* Begin *
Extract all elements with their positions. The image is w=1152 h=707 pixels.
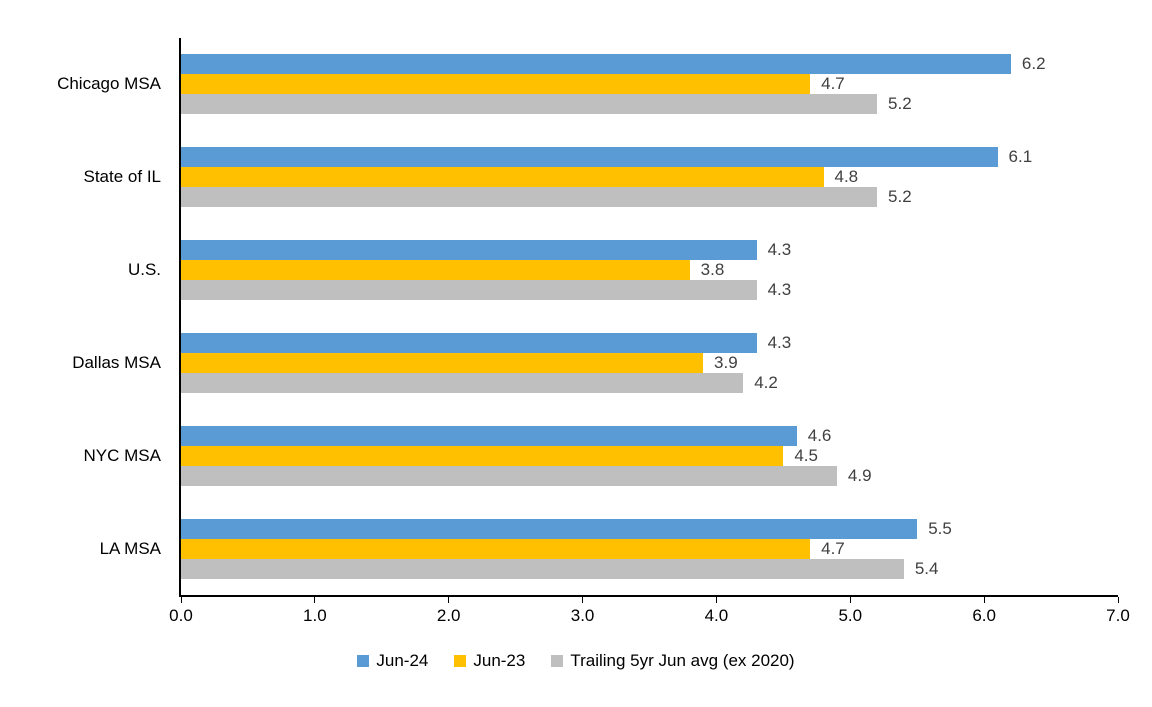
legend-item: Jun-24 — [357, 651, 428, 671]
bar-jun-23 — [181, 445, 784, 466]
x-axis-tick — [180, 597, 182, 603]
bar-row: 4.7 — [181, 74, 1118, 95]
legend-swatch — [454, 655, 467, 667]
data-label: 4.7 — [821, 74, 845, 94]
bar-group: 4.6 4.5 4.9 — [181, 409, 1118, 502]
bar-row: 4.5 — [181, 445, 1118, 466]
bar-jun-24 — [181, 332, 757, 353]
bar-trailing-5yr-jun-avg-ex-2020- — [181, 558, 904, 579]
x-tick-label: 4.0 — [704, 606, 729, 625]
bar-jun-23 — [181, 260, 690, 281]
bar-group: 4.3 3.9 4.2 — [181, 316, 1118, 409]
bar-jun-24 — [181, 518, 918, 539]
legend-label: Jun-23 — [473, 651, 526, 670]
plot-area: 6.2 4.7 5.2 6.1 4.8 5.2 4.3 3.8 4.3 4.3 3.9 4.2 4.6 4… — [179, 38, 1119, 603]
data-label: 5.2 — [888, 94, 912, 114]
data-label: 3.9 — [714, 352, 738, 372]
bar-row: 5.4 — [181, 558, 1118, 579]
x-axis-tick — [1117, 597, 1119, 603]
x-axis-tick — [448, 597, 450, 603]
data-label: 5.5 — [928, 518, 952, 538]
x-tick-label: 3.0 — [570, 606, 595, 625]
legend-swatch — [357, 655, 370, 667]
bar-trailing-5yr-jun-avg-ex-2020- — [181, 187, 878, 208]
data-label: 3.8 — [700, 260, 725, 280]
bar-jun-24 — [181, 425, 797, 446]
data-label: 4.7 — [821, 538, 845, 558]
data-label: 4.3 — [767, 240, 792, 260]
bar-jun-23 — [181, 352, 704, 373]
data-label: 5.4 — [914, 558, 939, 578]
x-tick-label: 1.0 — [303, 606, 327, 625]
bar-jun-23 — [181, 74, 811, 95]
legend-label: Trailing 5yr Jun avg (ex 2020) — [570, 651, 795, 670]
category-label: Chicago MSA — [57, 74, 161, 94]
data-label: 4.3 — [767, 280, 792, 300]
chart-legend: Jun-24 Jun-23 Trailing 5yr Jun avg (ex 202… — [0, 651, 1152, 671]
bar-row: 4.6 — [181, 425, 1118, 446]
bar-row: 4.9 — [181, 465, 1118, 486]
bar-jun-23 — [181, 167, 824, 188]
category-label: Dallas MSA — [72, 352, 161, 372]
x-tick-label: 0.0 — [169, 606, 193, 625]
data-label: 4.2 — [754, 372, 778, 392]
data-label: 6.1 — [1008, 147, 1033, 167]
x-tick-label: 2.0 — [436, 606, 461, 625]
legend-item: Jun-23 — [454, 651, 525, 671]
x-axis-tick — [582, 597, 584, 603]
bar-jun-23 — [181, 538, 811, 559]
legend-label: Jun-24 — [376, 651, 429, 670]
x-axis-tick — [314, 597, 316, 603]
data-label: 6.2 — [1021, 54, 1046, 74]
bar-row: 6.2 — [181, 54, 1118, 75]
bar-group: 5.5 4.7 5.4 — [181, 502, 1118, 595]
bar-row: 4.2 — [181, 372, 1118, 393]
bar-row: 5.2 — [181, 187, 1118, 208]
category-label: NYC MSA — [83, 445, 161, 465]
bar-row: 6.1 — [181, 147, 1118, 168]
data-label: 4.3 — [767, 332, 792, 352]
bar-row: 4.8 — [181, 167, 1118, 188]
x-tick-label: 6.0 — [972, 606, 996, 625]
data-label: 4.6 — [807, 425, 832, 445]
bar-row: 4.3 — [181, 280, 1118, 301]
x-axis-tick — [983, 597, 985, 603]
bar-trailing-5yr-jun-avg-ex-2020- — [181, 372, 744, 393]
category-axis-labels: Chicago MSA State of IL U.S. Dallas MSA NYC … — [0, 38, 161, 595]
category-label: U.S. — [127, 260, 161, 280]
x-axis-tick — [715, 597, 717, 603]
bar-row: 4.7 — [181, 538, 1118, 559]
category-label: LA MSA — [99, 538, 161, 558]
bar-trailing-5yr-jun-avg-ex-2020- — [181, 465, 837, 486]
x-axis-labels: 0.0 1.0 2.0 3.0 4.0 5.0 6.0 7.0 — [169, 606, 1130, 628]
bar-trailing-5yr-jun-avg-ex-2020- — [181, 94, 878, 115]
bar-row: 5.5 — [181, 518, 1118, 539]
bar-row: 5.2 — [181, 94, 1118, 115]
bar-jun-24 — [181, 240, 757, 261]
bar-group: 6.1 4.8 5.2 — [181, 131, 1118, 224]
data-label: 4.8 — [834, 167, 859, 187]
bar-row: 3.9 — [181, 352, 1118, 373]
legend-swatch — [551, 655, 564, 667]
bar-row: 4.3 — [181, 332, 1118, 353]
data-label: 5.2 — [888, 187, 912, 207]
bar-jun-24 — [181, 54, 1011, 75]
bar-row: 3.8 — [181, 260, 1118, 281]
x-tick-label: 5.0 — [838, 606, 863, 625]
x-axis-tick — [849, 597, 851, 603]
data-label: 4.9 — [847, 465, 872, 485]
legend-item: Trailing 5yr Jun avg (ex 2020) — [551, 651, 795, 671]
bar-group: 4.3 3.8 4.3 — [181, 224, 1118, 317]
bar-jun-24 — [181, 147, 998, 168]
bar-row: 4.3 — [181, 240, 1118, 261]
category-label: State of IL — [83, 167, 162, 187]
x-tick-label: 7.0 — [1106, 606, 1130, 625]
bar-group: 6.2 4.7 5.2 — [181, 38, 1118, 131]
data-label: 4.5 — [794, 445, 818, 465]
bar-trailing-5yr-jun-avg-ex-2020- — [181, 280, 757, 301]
* End *
### EXERCISE INSTRUCTIONS
Could you print every line of the entries above verbatim, leaving out the pictures?

### THE ANSWER
Extract all elements with their positions. The image is w=1152 h=707 pixels.
legend-item: Jun-24 — [357, 651, 428, 671]
bar-jun-23 — [181, 445, 784, 466]
x-axis-tick — [180, 597, 182, 603]
bar-row: 4.7 — [181, 74, 1118, 95]
legend-swatch — [454, 655, 467, 667]
data-label: 4.7 — [821, 74, 845, 94]
bar-group: 4.6 4.5 4.9 — [181, 409, 1118, 502]
bar-row: 4.5 — [181, 445, 1118, 466]
bar-jun-24 — [181, 332, 757, 353]
bar-trailing-5yr-jun-avg-ex-2020- — [181, 558, 904, 579]
x-tick-label: 4.0 — [704, 606, 729, 625]
bar-jun-23 — [181, 260, 690, 281]
bar-group: 4.3 3.9 4.2 — [181, 316, 1118, 409]
bar-jun-24 — [181, 518, 918, 539]
legend-label: Jun-23 — [473, 651, 526, 670]
plot-area: 6.2 4.7 5.2 6.1 4.8 5.2 4.3 3.8 4.3 4.3 3.9 4.2 4.6 4… — [179, 38, 1119, 603]
data-label: 5.2 — [888, 94, 912, 114]
data-label: 3.9 — [714, 352, 738, 372]
bar-row: 5.4 — [181, 558, 1118, 579]
x-axis-tick — [1117, 597, 1119, 603]
x-axis-tick — [448, 597, 450, 603]
data-label: 5.5 — [928, 518, 952, 538]
x-tick-label: 3.0 — [570, 606, 595, 625]
legend-swatch — [357, 655, 370, 667]
bar-trailing-5yr-jun-avg-ex-2020- — [181, 187, 878, 208]
data-label: 3.8 — [700, 260, 725, 280]
bar-jun-24 — [181, 425, 797, 446]
data-label: 4.7 — [821, 538, 845, 558]
data-label: 4.3 — [767, 240, 792, 260]
bar-jun-23 — [181, 352, 704, 373]
data-label: 5.4 — [914, 558, 939, 578]
x-tick-label: 1.0 — [303, 606, 327, 625]
bar-jun-23 — [181, 74, 811, 95]
legend-label: Trailing 5yr Jun avg (ex 2020) — [570, 651, 795, 670]
category-label: Chicago MSA — [57, 74, 161, 94]
data-label: 4.3 — [767, 280, 792, 300]
chart-legend: Jun-24 Jun-23 Trailing 5yr Jun avg (ex 202… — [0, 651, 1152, 671]
bar-row: 4.6 — [181, 425, 1118, 446]
bar-row: 4.9 — [181, 465, 1118, 486]
bar-jun-23 — [181, 167, 824, 188]
category-label: Dallas MSA — [72, 352, 161, 372]
x-tick-label: 0.0 — [169, 606, 193, 625]
data-label: 4.2 — [754, 372, 778, 392]
data-label: 6.1 — [1008, 147, 1033, 167]
x-tick-label: 2.0 — [436, 606, 461, 625]
legend-item: Jun-23 — [454, 651, 525, 671]
x-axis-tick — [582, 597, 584, 603]
bar-jun-23 — [181, 538, 811, 559]
legend-label: Jun-24 — [376, 651, 429, 670]
x-axis-tick — [314, 597, 316, 603]
data-label: 6.2 — [1021, 54, 1046, 74]
bar-row: 6.2 — [181, 54, 1118, 75]
bar-group: 5.5 4.7 5.4 — [181, 502, 1118, 595]
bar-row: 4.2 — [181, 372, 1118, 393]
bar-row: 5.2 — [181, 187, 1118, 208]
category-label: NYC MSA — [83, 445, 161, 465]
bar-row: 6.1 — [181, 147, 1118, 168]
data-label: 4.3 — [767, 332, 792, 352]
bar-row: 4.8 — [181, 167, 1118, 188]
x-tick-label: 6.0 — [972, 606, 996, 625]
data-label: 4.6 — [807, 425, 832, 445]
bar-row: 4.3 — [181, 280, 1118, 301]
x-axis-tick — [983, 597, 985, 603]
bar-trailing-5yr-jun-avg-ex-2020- — [181, 372, 744, 393]
category-axis-labels: Chicago MSA State of IL U.S. Dallas MSA NYC … — [0, 38, 161, 595]
category-label: U.S. — [127, 260, 161, 280]
x-axis-tick — [715, 597, 717, 603]
bar-row: 4.7 — [181, 538, 1118, 559]
category-label: LA MSA — [99, 538, 161, 558]
bar-trailing-5yr-jun-avg-ex-2020- — [181, 465, 837, 486]
x-axis-labels: 0.0 1.0 2.0 3.0 4.0 5.0 6.0 7.0 — [169, 606, 1130, 628]
bar-trailing-5yr-jun-avg-ex-2020- — [181, 94, 878, 115]
bar-row: 5.5 — [181, 518, 1118, 539]
bar-row: 5.2 — [181, 94, 1118, 115]
bar-jun-24 — [181, 240, 757, 261]
bar-group: 6.1 4.8 5.2 — [181, 131, 1118, 224]
data-label: 4.8 — [834, 167, 859, 187]
bar-row: 3.9 — [181, 352, 1118, 373]
legend-swatch — [551, 655, 564, 667]
bar-row: 4.3 — [181, 332, 1118, 353]
data-label: 5.2 — [888, 187, 912, 207]
bar-jun-24 — [181, 54, 1011, 75]
bar-row: 3.8 — [181, 260, 1118, 281]
x-tick-label: 5.0 — [838, 606, 863, 625]
x-axis-tick — [849, 597, 851, 603]
data-label: 4.9 — [847, 465, 872, 485]
legend-item: Trailing 5yr Jun avg (ex 2020) — [551, 651, 795, 671]
bar-group: 4.3 3.8 4.3 — [181, 224, 1118, 317]
bar-jun-24 — [181, 147, 998, 168]
bar-row: 4.3 — [181, 240, 1118, 261]
category-label: State of IL — [83, 167, 162, 187]
x-tick-label: 7.0 — [1106, 606, 1130, 625]
bar-group: 6.2 4.7 5.2 — [181, 38, 1118, 131]
data-label: 4.5 — [794, 445, 818, 465]
bar-trailing-5yr-jun-avg-ex-2020- — [181, 280, 757, 301]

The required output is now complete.